• What to do: Report all lines holding "власного".

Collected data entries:
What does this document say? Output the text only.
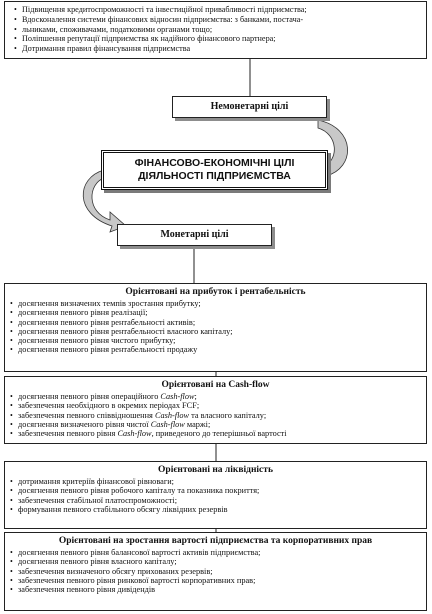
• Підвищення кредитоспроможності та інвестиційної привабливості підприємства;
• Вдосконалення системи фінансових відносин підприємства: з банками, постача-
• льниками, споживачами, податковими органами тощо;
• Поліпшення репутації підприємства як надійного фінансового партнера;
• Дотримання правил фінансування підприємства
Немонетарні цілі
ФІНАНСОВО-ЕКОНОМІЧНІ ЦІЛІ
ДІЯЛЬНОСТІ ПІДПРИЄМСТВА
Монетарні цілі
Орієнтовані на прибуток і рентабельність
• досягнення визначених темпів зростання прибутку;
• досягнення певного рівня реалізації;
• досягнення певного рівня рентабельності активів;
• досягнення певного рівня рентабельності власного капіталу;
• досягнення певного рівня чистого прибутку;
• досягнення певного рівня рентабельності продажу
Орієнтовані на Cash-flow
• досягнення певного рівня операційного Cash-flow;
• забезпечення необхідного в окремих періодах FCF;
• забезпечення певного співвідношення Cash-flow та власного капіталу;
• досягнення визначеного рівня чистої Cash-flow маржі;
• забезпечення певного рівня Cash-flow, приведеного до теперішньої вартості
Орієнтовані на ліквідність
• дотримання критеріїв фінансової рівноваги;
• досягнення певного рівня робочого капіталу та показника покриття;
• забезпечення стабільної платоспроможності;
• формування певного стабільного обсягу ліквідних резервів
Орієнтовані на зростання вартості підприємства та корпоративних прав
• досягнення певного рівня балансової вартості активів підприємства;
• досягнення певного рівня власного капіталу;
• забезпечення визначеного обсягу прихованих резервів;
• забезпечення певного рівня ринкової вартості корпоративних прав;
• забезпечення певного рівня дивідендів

--

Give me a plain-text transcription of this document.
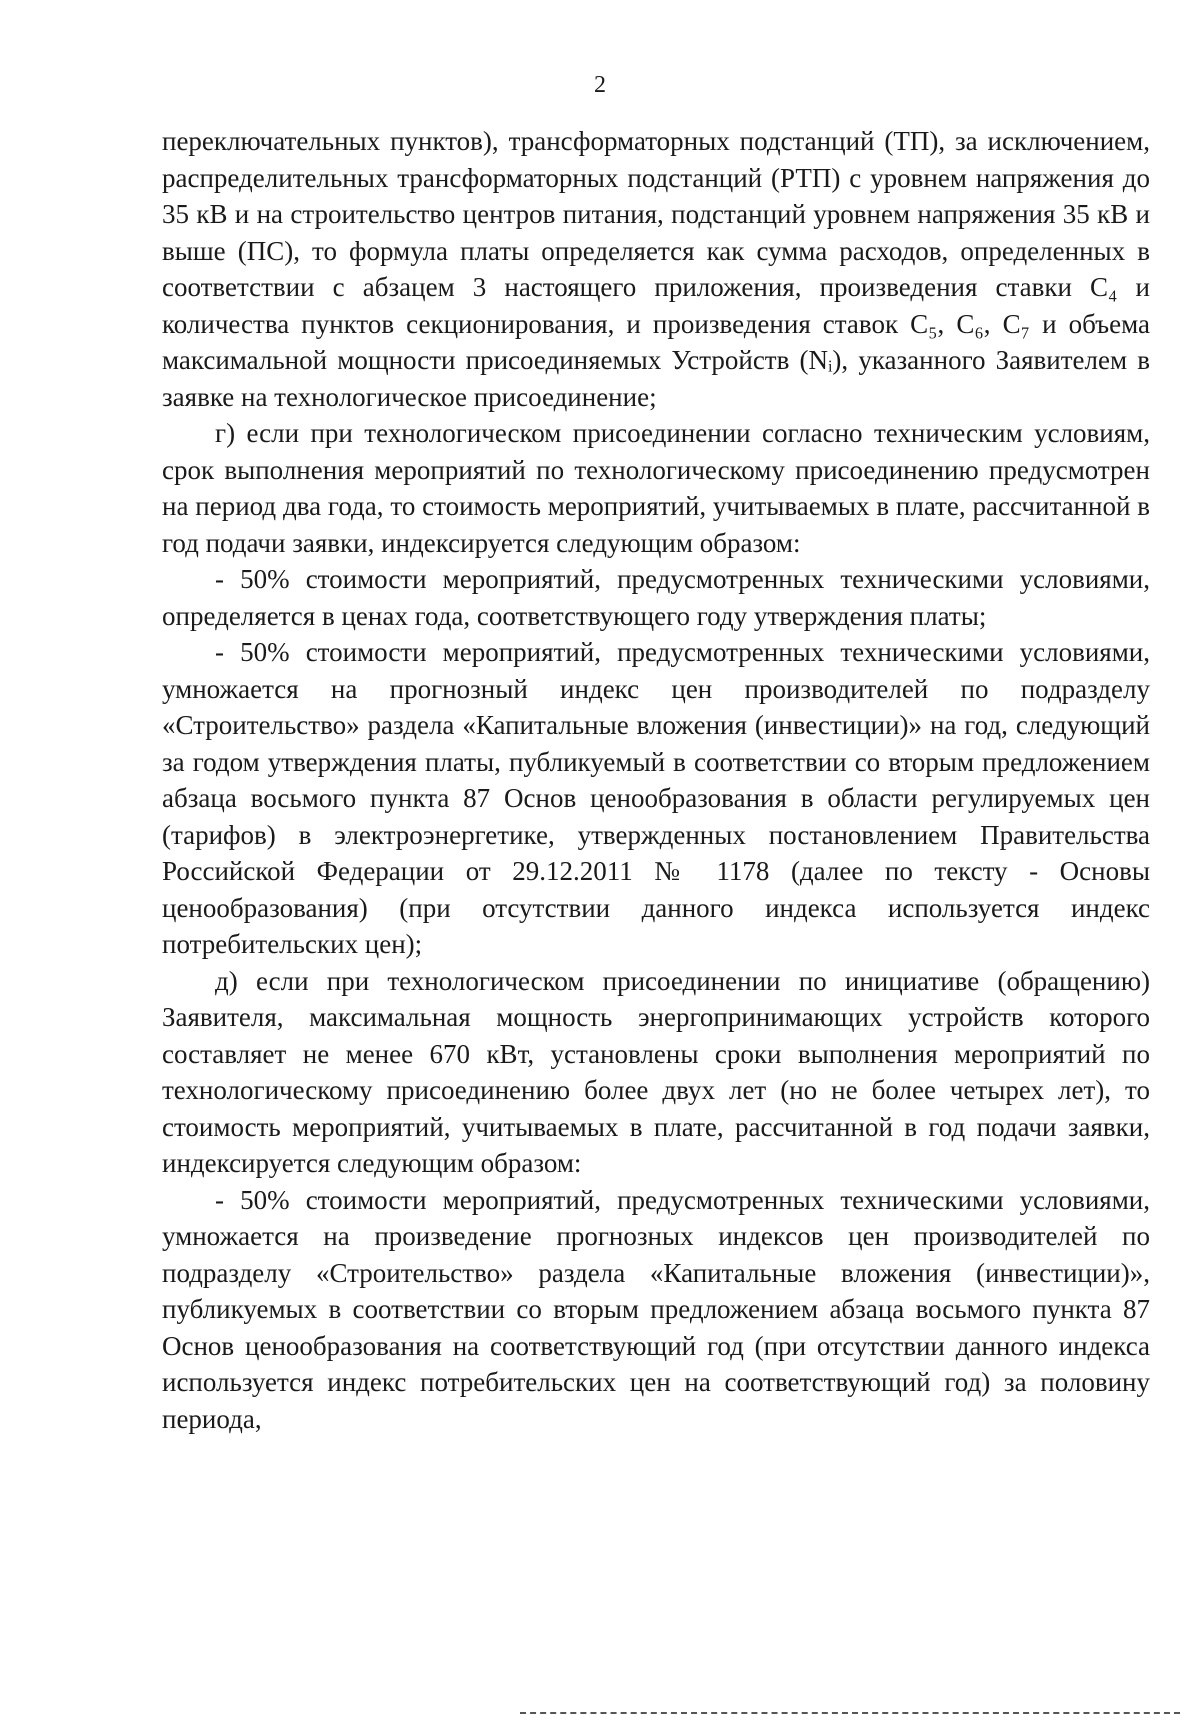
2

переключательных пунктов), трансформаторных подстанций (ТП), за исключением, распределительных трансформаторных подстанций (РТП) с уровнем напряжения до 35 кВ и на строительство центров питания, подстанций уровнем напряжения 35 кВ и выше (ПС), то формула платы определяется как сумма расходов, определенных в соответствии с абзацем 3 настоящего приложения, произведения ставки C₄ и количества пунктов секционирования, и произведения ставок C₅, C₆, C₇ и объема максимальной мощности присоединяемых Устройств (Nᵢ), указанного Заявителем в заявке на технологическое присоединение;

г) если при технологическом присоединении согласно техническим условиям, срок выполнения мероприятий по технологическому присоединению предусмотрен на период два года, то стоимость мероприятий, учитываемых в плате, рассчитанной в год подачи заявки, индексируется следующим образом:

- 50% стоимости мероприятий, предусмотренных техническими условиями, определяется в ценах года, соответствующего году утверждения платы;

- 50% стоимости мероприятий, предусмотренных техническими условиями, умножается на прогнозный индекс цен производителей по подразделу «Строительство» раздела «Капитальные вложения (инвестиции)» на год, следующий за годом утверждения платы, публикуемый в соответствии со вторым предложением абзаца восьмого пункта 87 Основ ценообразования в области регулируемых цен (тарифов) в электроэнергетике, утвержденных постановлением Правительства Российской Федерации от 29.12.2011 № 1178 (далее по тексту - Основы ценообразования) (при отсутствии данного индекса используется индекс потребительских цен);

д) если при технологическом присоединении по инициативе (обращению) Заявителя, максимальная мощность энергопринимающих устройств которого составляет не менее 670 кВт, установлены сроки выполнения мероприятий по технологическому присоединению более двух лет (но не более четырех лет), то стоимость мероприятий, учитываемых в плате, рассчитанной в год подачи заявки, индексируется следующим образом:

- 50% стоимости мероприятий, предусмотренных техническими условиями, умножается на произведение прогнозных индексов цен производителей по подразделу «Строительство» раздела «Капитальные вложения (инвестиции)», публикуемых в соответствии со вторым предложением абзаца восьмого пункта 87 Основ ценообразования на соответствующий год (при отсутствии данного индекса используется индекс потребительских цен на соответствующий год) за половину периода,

• Response below:
• досягнення певного рівня рентабельності власного капіталу;
• забезпечення певного співвідношення Cash-flow та власного капіталу;
• досягнення певного рівня власного капіталу;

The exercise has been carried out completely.